**What is being asked**
Reply with one number: the count of lines in the records below that hold "Evolution".

**Stored data**
_ _ _

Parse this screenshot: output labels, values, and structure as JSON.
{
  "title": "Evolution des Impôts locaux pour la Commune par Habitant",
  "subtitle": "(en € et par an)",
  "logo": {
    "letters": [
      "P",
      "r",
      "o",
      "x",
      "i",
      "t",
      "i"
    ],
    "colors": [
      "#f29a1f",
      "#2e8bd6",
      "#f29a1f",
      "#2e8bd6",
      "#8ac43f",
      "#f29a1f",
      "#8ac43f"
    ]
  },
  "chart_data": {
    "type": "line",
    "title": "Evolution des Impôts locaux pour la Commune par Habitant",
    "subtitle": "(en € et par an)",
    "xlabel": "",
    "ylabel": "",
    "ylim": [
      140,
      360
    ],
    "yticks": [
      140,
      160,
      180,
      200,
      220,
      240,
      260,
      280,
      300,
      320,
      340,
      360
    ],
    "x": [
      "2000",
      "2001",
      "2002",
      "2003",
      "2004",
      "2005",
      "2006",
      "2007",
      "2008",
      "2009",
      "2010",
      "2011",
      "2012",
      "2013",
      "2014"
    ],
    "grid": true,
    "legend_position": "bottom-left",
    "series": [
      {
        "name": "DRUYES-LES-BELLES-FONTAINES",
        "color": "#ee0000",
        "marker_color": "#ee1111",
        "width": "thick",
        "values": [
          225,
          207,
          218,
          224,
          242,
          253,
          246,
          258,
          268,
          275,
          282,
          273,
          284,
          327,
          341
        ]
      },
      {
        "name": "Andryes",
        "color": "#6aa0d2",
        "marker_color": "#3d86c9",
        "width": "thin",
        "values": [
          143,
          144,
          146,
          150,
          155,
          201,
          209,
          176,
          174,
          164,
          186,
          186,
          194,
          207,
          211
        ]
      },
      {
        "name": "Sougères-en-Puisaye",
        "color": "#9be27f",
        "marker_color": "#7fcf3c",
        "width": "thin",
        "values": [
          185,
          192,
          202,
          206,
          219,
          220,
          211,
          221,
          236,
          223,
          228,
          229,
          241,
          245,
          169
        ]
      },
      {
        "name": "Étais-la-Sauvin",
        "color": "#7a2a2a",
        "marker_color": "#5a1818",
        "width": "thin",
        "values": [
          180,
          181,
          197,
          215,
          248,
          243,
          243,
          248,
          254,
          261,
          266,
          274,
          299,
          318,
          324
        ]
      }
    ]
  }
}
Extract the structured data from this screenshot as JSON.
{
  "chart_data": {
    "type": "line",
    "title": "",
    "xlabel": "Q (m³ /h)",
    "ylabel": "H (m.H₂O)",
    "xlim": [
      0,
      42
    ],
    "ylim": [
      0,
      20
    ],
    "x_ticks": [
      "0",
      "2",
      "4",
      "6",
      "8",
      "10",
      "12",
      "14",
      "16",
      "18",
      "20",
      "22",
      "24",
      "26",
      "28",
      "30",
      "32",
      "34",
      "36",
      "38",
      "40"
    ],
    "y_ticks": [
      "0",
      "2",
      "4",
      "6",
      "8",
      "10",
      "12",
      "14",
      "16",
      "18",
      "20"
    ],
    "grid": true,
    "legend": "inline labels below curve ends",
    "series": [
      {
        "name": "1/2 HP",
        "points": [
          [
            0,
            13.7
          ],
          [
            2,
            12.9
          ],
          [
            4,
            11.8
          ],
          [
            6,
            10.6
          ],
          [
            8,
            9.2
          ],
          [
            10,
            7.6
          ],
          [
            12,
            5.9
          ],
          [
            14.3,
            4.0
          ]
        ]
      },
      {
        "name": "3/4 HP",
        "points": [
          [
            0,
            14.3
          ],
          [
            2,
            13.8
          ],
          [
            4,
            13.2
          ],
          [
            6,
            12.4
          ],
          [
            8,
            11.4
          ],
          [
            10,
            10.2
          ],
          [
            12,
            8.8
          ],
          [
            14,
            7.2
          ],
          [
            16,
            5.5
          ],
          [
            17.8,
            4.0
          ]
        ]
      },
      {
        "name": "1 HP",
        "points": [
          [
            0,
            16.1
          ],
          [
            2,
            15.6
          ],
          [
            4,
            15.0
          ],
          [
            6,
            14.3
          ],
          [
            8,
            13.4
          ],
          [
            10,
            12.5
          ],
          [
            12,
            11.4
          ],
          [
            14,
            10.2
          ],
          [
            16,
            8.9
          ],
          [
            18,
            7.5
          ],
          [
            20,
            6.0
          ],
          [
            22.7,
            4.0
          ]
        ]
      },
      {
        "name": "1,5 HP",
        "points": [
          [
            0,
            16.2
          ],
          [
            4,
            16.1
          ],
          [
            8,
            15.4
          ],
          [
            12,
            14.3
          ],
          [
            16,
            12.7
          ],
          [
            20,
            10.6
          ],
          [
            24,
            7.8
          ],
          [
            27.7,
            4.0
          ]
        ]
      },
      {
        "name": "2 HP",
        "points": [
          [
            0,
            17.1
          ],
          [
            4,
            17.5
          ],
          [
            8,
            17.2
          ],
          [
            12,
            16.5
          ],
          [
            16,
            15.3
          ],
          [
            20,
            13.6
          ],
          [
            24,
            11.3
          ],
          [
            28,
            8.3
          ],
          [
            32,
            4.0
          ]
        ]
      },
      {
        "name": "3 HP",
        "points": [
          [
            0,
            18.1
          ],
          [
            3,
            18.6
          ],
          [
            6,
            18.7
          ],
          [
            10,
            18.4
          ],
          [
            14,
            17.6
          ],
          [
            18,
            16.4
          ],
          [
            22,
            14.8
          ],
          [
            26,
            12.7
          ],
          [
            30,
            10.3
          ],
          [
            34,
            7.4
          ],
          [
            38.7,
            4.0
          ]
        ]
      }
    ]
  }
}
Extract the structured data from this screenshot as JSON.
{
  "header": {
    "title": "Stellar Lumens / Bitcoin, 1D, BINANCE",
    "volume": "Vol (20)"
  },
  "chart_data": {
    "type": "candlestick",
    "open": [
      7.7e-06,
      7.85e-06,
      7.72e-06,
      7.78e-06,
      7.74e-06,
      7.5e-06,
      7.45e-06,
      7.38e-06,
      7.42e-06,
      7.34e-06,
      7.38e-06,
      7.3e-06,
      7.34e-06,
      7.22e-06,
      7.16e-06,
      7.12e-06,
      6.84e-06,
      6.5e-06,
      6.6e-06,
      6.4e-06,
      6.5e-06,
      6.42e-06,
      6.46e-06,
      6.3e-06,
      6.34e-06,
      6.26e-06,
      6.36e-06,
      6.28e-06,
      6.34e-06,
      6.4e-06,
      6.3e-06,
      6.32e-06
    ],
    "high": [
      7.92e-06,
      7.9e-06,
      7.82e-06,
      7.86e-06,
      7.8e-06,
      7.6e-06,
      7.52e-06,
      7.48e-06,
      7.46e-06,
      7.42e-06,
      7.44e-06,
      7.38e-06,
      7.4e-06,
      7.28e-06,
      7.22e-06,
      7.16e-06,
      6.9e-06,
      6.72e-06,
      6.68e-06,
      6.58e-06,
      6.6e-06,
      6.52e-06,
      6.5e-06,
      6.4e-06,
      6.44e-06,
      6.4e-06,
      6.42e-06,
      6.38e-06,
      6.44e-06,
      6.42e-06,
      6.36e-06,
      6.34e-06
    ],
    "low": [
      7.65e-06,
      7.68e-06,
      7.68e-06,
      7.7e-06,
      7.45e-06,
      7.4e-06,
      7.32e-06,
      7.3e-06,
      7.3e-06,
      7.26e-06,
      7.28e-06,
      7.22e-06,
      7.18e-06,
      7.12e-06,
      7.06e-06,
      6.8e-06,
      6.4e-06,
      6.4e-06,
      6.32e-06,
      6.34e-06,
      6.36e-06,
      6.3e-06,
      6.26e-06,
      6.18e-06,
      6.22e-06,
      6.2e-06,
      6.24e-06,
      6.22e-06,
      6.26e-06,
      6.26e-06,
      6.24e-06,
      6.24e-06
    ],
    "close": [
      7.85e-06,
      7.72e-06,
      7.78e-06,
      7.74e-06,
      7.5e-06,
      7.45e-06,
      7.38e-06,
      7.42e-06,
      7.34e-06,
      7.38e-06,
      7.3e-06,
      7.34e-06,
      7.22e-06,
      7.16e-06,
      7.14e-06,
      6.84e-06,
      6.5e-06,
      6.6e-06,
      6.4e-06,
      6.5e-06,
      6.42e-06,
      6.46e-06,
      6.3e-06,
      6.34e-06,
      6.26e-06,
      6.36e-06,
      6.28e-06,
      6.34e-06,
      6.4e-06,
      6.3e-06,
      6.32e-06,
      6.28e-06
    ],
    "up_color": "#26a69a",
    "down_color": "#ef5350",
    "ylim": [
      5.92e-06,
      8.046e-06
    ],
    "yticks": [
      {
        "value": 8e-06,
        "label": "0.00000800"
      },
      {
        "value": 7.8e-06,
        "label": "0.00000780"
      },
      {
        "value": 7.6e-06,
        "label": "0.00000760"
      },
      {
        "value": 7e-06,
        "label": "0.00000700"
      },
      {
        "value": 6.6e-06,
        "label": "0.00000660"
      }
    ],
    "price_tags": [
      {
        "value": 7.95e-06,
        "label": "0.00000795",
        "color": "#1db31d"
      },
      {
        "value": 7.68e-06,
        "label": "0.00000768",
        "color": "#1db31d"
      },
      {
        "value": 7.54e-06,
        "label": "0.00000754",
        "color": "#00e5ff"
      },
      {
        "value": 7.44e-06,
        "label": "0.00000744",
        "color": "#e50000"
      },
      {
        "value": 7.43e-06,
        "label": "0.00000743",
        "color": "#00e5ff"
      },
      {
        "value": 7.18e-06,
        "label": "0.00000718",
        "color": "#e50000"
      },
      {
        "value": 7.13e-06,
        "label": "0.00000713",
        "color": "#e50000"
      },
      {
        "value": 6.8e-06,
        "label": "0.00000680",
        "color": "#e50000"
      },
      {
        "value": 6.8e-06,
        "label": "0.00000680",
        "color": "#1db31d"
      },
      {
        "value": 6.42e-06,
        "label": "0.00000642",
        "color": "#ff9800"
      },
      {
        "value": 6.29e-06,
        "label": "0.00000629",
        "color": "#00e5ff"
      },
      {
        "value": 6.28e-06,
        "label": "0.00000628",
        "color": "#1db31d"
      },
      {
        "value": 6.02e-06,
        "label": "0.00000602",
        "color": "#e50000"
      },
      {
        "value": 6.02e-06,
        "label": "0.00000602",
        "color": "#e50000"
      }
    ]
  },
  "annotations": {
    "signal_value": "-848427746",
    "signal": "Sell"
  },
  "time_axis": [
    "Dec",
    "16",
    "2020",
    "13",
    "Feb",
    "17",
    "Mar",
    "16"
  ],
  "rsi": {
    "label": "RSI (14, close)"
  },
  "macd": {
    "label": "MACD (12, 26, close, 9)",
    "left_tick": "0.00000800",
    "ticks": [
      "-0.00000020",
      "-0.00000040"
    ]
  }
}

_ _ _

**Answer below**
2